___ Data to process

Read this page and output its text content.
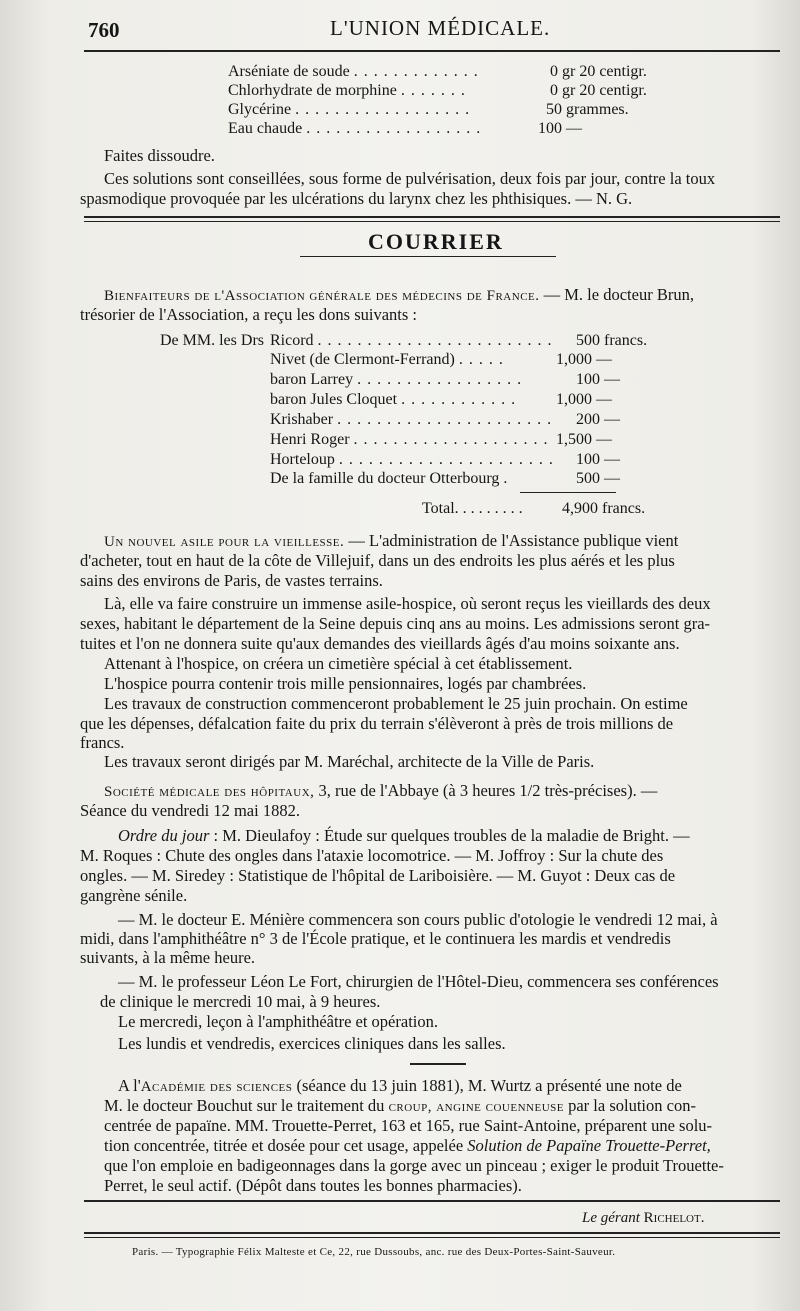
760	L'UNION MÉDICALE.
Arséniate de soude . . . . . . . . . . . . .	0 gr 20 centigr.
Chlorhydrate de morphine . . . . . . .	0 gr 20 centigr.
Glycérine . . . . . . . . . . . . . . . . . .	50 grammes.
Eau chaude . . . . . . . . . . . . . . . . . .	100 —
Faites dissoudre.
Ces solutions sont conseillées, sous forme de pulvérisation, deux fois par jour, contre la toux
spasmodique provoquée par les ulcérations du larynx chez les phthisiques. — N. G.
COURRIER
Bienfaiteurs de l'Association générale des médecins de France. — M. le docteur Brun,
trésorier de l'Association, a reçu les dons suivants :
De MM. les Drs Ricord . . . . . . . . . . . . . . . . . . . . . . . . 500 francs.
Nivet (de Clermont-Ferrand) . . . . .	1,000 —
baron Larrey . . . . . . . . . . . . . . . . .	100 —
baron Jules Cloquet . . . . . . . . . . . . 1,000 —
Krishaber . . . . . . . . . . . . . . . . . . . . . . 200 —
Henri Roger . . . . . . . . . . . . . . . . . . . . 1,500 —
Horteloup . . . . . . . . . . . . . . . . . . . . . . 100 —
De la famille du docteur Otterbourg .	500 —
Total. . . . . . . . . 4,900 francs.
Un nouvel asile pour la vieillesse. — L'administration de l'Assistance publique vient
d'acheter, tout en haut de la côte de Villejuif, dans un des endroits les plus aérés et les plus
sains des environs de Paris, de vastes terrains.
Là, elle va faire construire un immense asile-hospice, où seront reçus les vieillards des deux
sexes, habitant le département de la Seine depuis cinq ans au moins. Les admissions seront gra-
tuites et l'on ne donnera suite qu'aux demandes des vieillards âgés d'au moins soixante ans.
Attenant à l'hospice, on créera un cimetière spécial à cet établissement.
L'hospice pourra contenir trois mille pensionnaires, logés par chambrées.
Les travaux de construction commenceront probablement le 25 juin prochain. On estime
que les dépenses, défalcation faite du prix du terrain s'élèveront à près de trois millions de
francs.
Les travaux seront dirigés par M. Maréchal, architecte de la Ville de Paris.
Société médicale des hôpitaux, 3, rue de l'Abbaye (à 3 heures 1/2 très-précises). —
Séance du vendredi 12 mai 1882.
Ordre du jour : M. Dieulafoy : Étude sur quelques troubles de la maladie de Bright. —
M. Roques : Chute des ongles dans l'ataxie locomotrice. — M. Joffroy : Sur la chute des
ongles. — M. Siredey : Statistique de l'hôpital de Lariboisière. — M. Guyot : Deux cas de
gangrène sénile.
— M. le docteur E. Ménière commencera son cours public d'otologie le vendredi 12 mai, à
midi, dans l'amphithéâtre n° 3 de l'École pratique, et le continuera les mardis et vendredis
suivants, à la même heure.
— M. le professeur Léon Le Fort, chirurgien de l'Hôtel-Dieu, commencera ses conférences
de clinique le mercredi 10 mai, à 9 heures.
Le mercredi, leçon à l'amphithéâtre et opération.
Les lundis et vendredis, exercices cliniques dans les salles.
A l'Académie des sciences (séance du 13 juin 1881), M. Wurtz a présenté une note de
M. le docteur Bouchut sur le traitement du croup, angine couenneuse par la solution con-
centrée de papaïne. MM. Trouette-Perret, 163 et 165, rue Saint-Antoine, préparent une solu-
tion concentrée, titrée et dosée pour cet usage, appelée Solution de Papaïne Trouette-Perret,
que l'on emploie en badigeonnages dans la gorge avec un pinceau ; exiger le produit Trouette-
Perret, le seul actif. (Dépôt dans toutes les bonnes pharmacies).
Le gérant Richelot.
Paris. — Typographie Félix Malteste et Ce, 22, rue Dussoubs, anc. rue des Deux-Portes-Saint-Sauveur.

______
___ Data to process

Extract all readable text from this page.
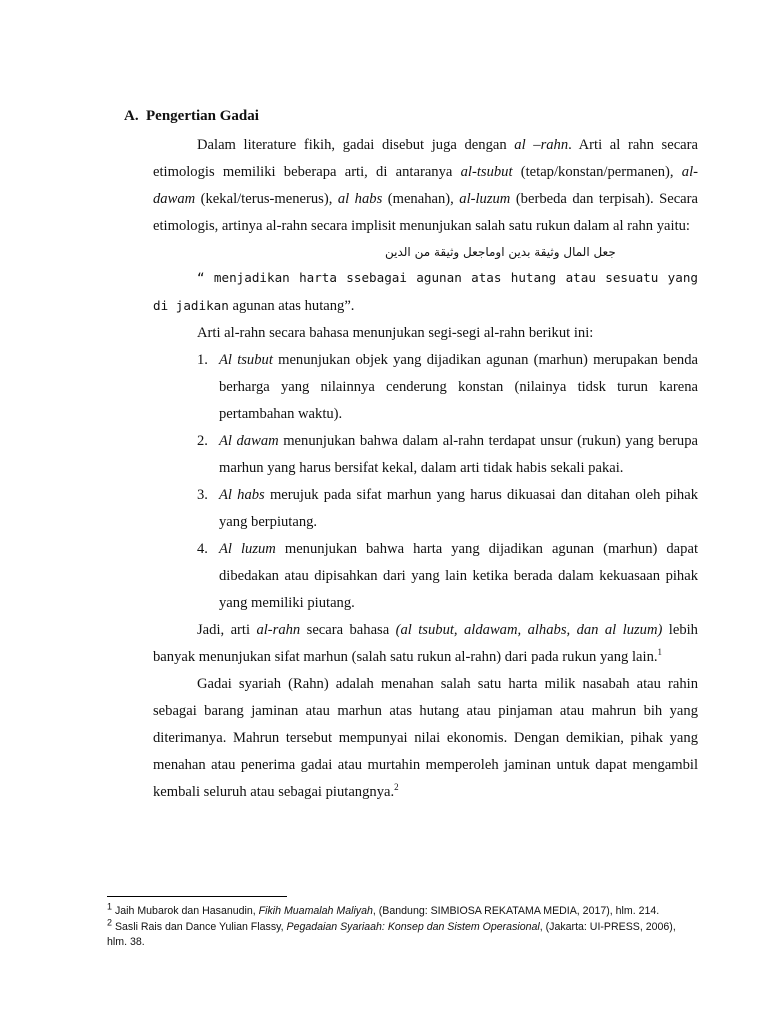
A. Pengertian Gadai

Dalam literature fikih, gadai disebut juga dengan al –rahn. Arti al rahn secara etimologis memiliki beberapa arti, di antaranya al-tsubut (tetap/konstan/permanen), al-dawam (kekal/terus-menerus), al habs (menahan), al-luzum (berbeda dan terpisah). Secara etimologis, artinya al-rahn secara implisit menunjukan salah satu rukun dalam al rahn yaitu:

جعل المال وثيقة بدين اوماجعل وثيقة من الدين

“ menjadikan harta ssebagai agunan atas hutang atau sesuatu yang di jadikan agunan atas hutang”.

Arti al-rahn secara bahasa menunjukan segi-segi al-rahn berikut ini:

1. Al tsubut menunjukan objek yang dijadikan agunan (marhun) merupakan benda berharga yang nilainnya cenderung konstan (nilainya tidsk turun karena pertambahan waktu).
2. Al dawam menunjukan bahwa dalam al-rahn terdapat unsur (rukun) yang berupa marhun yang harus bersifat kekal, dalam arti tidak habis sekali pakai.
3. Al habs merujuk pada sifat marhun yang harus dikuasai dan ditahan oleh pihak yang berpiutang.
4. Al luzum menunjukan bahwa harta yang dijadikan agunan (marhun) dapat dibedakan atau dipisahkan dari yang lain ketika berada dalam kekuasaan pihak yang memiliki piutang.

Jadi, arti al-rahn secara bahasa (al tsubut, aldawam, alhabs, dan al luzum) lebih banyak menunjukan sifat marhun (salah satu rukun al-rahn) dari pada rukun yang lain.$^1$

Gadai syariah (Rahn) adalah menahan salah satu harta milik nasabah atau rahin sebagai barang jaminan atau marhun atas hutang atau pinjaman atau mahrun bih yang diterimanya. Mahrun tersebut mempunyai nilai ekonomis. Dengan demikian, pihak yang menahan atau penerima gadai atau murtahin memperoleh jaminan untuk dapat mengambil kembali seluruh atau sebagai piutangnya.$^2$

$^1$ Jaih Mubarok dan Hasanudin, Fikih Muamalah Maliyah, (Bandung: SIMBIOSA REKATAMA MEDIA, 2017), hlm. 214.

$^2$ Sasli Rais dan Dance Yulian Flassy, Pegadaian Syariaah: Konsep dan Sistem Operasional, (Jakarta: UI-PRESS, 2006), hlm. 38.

______
___ Data to process

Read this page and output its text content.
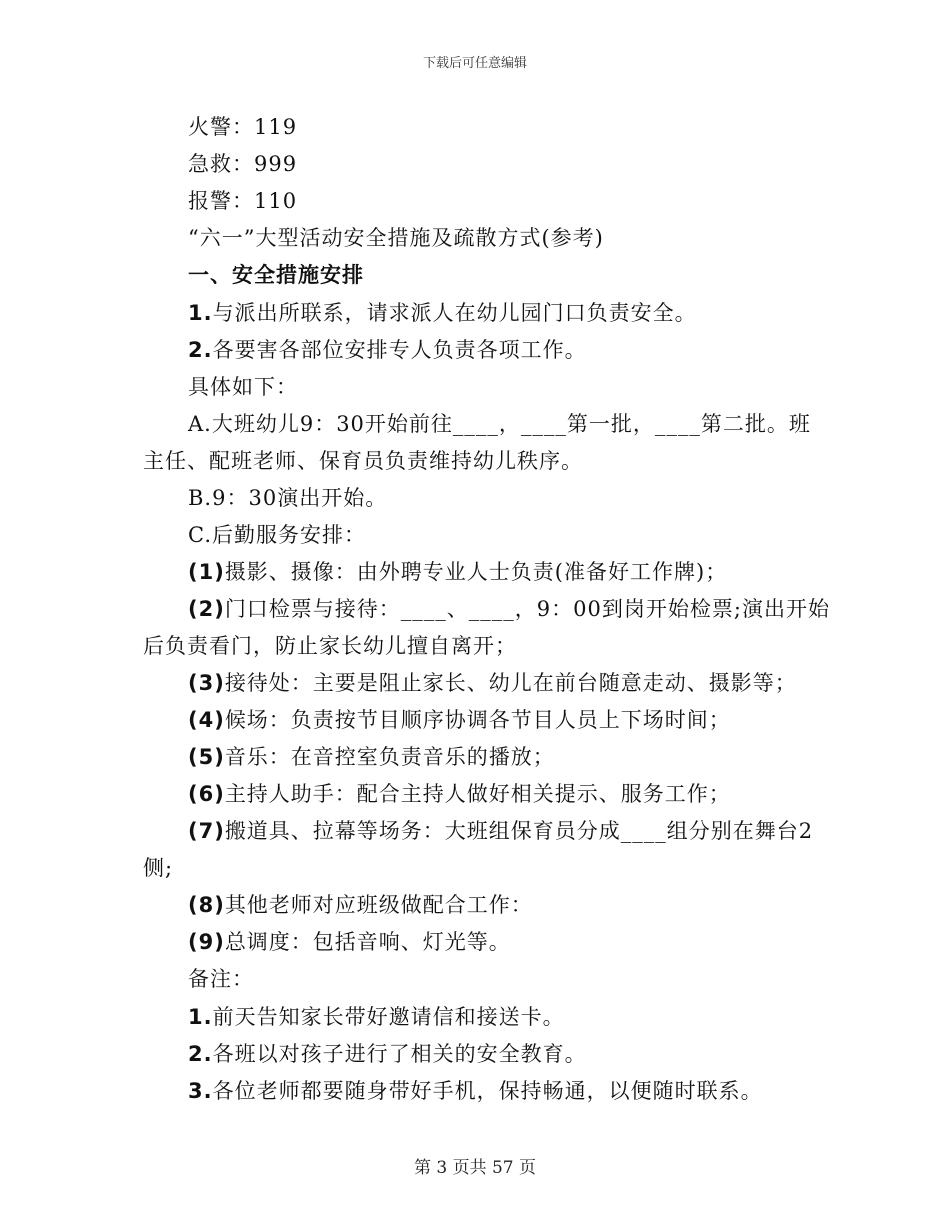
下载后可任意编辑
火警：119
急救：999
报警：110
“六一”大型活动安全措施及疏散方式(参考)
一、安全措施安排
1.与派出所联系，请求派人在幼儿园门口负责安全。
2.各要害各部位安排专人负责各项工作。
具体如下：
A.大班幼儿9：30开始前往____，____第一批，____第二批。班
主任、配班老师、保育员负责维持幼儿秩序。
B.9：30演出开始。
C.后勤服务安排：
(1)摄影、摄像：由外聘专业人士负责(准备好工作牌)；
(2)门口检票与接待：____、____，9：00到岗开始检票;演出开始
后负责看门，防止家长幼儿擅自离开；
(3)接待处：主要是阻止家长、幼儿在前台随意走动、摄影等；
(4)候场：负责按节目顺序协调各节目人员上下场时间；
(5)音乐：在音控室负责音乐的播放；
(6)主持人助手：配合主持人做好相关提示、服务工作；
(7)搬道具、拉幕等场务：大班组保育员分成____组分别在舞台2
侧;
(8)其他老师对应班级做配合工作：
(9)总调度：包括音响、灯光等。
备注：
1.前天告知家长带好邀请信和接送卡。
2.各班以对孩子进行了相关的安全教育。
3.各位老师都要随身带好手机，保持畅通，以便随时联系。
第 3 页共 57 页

______

#### Requirement:
In the entries above, identify each line that includes the string "konstan", then copy it.

#### Task response:
Dalam literature fikih, gadai disebut juga dengan al –rahn. Arti al rahn secara etimologis memiliki beberapa arti, di antaranya al-tsubut (tetap/konstan/permanen), al-dawam (kekal/terus-menerus), al habs (menahan), al-luzum (berbeda dan terpisah). Secara etimologis, artinya al-rahn secara implisit menunjukan salah satu rukun dalam al rahn yaitu:
1. Al tsubut menunjukan objek yang dijadikan agunan (marhun) merupakan benda berharga yang nilainnya cenderung konstan (nilainya tidsk turun karena pertambahan waktu).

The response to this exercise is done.